## What the task asks
Locate the line that contains "OCR this image.". Reproduce it and all following lines up to the end of the material, exactly and with nothing added.
═════ Extracted entries
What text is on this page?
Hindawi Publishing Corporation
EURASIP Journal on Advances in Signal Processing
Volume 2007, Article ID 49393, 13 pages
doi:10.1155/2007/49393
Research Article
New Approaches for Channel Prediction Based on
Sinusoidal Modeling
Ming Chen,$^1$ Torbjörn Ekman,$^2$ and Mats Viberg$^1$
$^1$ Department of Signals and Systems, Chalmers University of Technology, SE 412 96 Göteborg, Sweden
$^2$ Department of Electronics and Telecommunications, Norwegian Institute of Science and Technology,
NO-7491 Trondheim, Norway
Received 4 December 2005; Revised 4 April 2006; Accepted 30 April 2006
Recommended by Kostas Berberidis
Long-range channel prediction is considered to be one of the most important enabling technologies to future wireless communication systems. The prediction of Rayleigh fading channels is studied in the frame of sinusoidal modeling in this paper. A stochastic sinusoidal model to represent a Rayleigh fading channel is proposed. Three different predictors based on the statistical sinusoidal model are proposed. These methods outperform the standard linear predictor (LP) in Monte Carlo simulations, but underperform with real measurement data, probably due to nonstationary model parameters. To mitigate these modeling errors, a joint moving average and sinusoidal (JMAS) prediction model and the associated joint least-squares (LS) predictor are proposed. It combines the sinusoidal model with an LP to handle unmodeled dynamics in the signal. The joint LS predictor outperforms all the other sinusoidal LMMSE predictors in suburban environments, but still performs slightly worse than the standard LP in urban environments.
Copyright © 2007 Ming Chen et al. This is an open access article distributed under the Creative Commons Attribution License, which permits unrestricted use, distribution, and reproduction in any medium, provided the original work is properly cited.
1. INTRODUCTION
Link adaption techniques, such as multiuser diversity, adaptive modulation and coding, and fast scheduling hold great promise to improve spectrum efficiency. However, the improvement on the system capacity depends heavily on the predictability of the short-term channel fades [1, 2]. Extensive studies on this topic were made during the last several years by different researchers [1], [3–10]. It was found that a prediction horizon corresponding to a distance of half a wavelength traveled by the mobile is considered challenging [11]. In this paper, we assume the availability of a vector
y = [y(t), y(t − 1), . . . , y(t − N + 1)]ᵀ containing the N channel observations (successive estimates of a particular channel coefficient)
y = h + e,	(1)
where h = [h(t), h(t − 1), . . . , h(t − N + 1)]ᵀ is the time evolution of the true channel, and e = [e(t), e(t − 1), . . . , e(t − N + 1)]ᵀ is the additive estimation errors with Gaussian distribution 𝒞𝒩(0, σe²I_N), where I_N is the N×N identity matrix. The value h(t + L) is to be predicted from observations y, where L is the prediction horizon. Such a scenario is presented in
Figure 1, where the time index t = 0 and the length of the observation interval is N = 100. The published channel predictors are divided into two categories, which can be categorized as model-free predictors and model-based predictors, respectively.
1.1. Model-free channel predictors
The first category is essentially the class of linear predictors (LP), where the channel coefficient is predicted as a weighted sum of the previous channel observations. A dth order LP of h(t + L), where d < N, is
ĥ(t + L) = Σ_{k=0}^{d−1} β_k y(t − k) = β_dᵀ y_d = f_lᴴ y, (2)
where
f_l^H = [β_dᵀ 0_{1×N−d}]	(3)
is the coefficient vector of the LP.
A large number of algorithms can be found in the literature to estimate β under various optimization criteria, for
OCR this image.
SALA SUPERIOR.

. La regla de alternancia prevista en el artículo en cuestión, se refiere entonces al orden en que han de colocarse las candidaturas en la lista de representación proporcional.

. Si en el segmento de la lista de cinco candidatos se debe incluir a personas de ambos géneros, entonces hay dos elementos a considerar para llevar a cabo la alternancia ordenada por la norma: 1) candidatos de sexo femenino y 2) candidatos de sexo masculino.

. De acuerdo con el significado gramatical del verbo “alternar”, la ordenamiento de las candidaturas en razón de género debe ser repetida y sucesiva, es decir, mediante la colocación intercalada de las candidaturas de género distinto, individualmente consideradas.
══════════
## Task solution
OCR this image.
SALA SUPERIOR.

. La regla de alternancia prevista en el artículo en cuestión, se refiere entonces al orden en que han de colocarse las candidaturas en la lista de representación proporcional.

. Si en el segmento de la lista de cinco candidatos se debe incluir a personas de ambos géneros, entonces hay dos elementos a considerar para llevar a cabo la alternancia ordenada por la norma: 1) candidatos de sexo femenino y 2) candidatos de sexo masculino.

. De acuerdo con el significado gramatical del verbo “alternar”, la ordenamiento de las candidaturas en razón de género debe ser repetida y sucesiva, es decir, mediante la colocación intercalada de las candidaturas de género distinto, individualmente consideradas.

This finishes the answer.